= Task objective =
Pull every line of the entries that has the word "name".

= Raw records =
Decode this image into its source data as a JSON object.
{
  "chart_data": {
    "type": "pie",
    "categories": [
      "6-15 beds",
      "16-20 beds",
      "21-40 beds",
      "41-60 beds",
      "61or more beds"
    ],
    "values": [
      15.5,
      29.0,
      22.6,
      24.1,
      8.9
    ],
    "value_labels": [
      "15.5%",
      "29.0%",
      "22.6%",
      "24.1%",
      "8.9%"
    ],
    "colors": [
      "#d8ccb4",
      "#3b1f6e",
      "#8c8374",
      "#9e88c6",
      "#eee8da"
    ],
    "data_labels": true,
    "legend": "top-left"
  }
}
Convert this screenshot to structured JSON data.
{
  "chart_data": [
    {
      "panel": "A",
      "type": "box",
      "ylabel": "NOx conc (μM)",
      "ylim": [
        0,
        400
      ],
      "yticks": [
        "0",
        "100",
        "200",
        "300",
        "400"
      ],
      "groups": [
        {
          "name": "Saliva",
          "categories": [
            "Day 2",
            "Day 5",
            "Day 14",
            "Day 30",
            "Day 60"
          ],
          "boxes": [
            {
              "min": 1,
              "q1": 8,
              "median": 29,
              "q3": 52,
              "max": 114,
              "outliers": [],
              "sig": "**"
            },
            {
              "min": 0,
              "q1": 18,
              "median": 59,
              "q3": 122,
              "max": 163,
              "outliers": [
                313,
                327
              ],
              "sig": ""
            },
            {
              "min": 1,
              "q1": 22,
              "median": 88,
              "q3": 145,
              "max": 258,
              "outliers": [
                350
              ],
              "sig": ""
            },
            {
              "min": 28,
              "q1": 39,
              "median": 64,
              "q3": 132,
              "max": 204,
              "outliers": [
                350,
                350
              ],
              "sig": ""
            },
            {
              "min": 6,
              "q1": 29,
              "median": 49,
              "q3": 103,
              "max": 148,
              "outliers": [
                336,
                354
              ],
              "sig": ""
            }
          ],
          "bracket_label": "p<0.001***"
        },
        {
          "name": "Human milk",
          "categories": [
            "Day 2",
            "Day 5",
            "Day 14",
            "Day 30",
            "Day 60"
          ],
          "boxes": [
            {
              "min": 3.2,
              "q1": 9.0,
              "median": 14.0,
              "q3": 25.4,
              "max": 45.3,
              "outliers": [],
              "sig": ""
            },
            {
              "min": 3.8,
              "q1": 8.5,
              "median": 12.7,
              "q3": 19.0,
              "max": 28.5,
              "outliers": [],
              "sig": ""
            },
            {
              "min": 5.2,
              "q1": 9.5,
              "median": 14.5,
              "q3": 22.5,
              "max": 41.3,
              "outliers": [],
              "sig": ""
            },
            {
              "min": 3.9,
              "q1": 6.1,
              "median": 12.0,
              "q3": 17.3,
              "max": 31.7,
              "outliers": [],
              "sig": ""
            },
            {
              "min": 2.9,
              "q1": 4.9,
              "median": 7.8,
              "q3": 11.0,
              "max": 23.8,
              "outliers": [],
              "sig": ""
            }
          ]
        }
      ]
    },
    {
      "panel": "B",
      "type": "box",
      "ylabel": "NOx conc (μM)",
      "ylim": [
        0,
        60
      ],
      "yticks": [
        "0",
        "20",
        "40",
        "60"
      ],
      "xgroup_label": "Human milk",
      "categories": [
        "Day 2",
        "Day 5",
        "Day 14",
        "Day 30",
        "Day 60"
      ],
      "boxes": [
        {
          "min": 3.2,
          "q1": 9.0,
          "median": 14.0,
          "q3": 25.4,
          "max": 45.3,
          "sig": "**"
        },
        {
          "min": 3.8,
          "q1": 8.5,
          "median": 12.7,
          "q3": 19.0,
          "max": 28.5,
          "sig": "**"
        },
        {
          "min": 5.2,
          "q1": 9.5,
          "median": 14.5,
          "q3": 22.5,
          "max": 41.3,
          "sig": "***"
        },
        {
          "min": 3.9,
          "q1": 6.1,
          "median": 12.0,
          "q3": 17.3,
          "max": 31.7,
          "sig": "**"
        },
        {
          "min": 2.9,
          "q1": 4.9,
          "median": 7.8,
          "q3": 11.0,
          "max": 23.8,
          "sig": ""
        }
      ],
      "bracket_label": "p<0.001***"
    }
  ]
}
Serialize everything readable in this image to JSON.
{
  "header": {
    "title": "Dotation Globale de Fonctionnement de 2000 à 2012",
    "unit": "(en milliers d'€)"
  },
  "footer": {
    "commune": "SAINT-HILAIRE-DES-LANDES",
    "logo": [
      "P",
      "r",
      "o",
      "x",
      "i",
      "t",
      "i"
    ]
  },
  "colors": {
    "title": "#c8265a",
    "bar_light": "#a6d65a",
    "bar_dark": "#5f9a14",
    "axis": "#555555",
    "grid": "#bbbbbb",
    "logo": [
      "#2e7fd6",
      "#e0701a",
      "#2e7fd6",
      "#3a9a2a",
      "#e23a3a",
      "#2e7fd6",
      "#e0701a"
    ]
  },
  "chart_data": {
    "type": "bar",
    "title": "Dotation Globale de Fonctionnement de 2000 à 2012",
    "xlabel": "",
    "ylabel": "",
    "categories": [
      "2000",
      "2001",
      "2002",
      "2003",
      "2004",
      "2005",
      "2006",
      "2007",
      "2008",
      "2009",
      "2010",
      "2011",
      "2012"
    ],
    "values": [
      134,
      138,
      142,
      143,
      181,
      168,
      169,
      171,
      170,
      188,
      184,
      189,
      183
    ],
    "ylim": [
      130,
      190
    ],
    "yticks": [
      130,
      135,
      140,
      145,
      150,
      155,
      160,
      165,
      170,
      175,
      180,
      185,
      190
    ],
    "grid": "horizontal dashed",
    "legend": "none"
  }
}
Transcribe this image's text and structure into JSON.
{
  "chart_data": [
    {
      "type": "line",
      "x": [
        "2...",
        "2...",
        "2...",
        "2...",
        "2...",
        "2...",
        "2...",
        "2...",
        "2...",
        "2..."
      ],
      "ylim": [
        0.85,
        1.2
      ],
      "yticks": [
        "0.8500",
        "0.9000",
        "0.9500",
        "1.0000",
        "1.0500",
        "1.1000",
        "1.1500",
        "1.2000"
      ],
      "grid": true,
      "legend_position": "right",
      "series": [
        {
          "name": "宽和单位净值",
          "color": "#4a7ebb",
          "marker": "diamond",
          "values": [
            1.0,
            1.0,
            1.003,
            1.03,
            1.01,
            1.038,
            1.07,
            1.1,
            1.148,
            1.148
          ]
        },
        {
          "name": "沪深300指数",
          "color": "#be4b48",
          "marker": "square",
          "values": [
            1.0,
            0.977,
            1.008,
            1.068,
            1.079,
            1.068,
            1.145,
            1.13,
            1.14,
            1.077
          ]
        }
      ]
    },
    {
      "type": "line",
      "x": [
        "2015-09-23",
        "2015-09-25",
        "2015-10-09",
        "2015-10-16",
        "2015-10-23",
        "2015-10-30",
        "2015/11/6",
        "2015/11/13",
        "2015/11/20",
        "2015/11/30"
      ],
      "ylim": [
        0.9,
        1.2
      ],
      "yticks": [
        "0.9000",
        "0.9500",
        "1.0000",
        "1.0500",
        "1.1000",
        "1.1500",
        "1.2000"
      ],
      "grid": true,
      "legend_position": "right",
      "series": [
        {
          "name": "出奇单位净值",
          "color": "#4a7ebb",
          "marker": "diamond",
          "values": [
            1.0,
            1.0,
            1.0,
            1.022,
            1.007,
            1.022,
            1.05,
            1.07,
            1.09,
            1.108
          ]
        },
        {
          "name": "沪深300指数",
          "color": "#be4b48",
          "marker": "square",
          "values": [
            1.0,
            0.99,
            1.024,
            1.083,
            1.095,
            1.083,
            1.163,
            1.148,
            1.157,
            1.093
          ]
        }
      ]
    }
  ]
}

= Output for this task =
          "name": "Saliva",
          "name": "Human milk",
          "name": "宽和单位净值",
          "name": "沪深300指数",
          "name": "出奇单位净值",
          "name": "沪深300指数",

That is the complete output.